(Extracted data entries)
—————

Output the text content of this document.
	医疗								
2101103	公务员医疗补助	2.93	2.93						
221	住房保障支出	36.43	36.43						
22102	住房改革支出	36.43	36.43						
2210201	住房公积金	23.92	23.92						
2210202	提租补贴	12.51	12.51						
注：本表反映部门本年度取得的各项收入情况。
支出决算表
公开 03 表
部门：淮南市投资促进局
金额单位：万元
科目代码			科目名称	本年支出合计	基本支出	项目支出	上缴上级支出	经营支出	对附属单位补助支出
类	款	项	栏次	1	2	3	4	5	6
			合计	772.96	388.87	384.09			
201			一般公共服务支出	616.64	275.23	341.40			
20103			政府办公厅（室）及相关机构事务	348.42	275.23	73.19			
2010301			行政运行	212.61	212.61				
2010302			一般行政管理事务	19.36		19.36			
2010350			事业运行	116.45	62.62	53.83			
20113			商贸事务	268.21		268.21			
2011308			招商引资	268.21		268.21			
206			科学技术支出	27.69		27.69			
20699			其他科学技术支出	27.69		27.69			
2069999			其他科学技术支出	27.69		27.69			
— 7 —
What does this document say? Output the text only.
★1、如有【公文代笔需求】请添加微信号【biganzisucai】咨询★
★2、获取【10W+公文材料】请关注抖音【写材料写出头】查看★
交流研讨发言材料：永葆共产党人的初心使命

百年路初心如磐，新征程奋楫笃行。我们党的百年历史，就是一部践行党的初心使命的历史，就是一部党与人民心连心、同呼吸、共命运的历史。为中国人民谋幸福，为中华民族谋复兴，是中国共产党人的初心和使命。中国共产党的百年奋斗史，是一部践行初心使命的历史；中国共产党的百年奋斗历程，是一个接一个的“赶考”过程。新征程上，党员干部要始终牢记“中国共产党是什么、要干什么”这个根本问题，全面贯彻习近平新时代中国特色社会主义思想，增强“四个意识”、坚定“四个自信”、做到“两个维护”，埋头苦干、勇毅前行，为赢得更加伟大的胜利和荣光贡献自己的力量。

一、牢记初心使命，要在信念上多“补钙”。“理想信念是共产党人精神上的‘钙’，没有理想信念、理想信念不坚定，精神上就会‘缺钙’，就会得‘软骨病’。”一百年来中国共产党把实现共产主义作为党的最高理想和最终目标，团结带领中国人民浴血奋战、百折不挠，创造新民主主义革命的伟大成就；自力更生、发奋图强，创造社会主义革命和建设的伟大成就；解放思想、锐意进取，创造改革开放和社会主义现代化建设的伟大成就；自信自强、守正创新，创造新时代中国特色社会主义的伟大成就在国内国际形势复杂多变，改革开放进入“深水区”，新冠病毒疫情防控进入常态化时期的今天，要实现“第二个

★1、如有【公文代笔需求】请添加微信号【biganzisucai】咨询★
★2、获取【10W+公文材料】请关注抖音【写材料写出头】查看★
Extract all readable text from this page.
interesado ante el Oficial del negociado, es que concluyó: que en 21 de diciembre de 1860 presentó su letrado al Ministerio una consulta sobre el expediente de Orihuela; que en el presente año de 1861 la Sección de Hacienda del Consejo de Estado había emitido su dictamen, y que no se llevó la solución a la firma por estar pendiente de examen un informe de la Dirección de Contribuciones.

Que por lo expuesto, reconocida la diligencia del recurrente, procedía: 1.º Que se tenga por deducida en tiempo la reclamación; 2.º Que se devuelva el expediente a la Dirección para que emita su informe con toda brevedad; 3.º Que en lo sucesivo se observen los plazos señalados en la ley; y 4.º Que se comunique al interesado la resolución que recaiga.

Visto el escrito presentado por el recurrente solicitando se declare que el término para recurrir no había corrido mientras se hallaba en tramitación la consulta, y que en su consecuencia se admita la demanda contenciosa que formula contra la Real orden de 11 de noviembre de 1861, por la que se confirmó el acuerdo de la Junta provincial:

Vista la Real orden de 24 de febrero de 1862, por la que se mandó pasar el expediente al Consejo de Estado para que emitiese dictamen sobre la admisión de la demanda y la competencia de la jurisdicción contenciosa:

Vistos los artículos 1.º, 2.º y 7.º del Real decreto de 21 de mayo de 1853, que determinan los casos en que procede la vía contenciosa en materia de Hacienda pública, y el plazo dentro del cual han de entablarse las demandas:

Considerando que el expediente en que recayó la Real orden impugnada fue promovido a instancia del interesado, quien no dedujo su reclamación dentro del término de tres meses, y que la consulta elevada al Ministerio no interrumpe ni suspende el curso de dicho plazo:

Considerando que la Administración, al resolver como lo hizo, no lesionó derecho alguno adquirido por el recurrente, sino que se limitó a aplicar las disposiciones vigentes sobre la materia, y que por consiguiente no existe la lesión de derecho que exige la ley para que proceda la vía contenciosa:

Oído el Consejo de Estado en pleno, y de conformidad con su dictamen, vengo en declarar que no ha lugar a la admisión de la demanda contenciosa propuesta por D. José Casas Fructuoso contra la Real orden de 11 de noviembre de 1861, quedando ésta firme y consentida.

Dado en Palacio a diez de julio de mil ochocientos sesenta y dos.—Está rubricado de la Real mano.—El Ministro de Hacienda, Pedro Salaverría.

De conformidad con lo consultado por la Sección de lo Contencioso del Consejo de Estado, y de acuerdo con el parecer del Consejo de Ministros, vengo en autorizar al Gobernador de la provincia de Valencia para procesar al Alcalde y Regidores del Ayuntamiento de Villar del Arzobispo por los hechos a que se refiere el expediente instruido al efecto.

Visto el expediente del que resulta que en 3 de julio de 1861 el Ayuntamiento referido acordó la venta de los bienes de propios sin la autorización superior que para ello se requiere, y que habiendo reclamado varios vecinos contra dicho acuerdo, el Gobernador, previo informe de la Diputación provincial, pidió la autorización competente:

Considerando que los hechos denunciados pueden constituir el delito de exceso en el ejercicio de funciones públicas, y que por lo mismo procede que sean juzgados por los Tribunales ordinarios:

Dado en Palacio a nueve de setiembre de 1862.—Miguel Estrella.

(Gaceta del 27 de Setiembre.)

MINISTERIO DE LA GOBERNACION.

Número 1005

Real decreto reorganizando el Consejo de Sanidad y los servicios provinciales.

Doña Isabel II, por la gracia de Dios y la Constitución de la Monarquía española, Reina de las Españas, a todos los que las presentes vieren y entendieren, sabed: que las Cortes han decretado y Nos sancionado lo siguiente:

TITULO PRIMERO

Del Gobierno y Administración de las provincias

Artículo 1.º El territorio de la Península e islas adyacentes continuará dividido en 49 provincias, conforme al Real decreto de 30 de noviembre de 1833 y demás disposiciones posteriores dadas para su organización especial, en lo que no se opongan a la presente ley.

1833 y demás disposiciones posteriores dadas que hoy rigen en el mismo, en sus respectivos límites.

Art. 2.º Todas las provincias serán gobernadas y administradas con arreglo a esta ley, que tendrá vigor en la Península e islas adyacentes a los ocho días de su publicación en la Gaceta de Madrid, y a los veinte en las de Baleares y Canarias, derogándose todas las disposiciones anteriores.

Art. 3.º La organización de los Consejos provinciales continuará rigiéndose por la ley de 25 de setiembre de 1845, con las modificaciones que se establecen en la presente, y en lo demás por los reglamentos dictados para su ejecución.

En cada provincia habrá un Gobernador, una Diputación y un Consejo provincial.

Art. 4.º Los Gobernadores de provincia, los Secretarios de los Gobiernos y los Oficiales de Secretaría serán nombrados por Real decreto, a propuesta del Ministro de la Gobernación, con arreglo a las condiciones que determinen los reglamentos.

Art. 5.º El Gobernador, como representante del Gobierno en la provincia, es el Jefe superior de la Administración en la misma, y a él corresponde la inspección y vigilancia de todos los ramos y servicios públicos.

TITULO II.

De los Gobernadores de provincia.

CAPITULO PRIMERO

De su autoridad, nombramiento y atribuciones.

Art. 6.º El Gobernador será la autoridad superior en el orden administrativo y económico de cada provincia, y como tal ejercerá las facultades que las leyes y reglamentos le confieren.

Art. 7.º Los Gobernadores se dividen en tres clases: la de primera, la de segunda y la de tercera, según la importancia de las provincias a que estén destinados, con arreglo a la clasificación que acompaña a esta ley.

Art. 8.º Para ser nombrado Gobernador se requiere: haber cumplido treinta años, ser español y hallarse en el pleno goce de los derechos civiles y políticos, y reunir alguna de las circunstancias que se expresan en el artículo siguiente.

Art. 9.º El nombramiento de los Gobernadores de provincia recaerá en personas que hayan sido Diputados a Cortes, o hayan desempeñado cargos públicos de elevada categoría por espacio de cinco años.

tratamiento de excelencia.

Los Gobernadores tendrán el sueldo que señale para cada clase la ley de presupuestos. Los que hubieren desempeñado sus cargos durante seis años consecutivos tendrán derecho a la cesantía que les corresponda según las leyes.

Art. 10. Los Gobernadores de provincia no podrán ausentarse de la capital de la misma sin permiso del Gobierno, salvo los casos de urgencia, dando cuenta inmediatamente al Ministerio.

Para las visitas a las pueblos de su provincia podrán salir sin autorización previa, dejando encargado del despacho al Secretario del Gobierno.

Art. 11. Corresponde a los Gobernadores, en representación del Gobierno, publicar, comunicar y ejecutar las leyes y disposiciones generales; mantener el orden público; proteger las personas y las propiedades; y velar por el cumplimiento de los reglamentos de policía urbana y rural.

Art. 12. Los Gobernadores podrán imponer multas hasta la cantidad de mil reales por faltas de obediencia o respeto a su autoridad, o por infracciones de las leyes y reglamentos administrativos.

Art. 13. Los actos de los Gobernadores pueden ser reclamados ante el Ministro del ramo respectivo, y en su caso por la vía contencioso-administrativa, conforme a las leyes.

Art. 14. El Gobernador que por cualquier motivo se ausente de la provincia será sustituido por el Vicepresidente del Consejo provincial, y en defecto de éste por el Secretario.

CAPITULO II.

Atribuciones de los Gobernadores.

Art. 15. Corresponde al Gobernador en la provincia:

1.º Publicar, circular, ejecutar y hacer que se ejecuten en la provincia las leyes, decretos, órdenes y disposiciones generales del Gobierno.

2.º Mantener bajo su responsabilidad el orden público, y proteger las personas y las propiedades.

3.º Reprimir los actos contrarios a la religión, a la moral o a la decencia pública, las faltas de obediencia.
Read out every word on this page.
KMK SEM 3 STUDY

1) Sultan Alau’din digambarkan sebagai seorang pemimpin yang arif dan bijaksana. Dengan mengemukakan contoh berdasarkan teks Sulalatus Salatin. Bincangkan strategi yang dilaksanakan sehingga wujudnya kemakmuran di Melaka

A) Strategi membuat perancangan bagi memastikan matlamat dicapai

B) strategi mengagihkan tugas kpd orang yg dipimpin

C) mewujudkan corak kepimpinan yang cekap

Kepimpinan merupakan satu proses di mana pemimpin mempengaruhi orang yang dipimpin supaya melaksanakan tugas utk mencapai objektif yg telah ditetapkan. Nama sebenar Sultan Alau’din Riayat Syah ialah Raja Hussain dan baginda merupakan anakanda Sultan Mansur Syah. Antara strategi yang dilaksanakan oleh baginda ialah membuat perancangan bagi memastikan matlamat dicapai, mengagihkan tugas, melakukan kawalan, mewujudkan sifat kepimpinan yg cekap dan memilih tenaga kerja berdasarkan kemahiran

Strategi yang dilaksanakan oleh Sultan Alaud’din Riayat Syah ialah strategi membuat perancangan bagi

—————

Problem details:
Among these entries, how many lines include the string "pueden"? Reply with the number by itself.

Response to this task:
2